>> Start DATA SHOWN

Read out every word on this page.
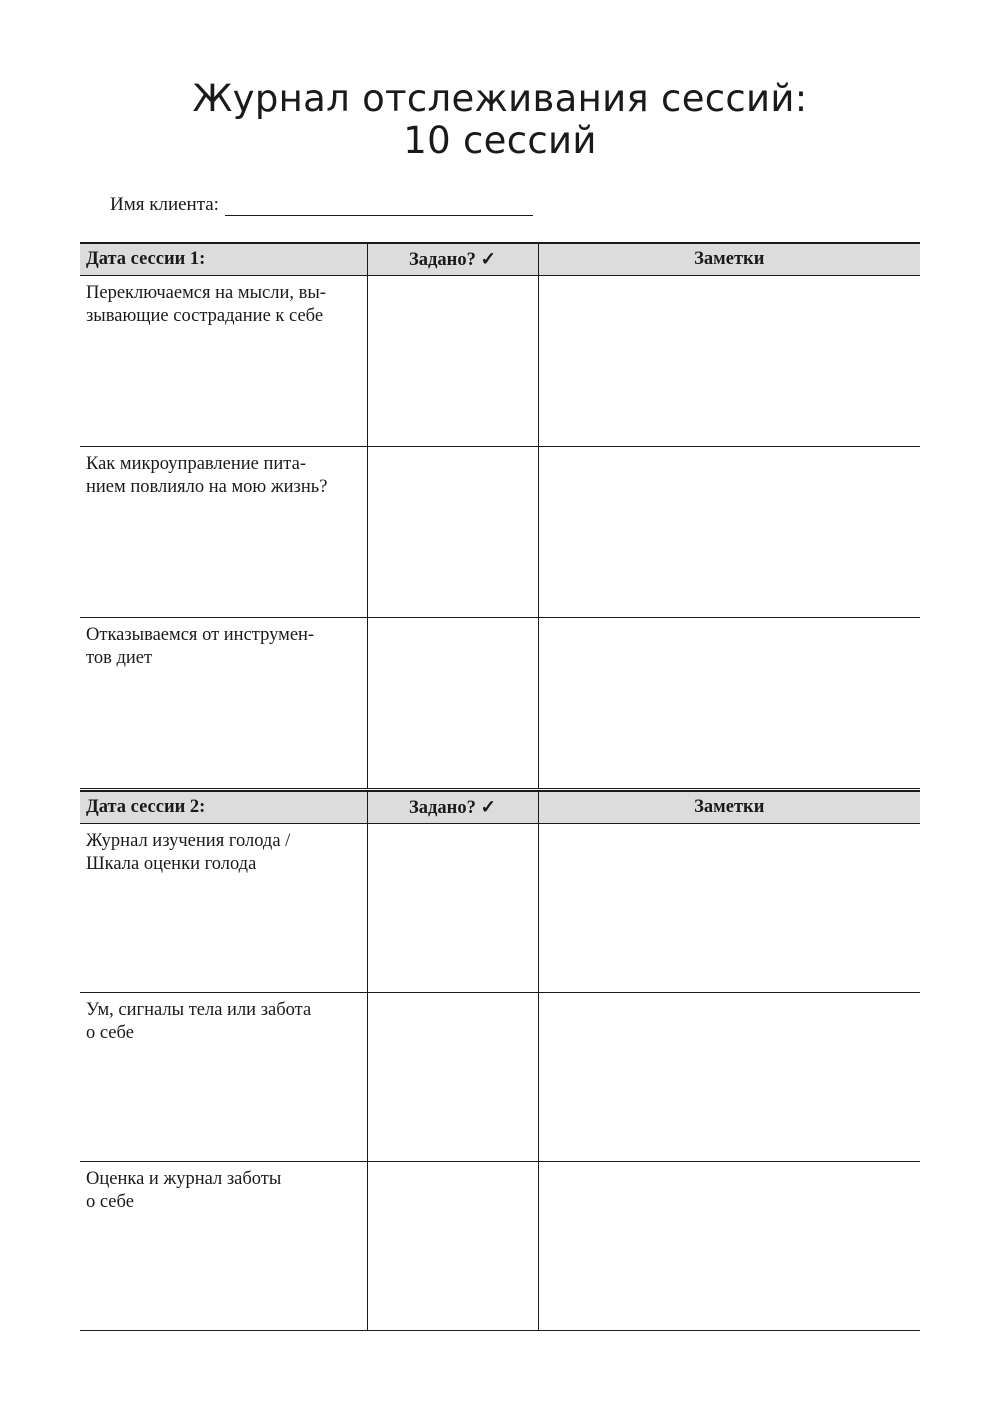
Журнал отслеживания сессий:
10 сессий
Имя клиента:
Дата сессии 1:	Задано? ✓	Заметки
Переключаемся на мысли, вы-
зывающие сострадание к себе		
Как микроуправление пита-
нием повлияло на мою жизнь?		
Отказываемся от инструмен-
тов диет		
Дата сессии 2:	Задано? ✓	Заметки
Журнал изучения голода /
Шкала оценки голода		
Ум, сигналы тела или забота
о себе		
Оценка и журнал заботы
о себе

>> End DATA SHOWN

In your copy of the records, include no pictures; repeat everything else exactly.

» SOLUTION TO THE PROBLEM:
Read out every word on this page.
Журнал отслеживания сессий:
10 сессий
Имя клиента:
Дата сессии 1:	Задано? ✓	Заметки
Переключаемся на мысли, вы-
зывающие сострадание к себе		
Как микроуправление пита-
нием повлияло на мою жизнь?		
Отказываемся от инструмен-
тов диет		
Дата сессии 2:	Задано? ✓	Заметки
Журнал изучения голода /
Шкала оценки голода		
Ум, сигналы тела или забота
о себе		
Оценка и журнал заботы
о себе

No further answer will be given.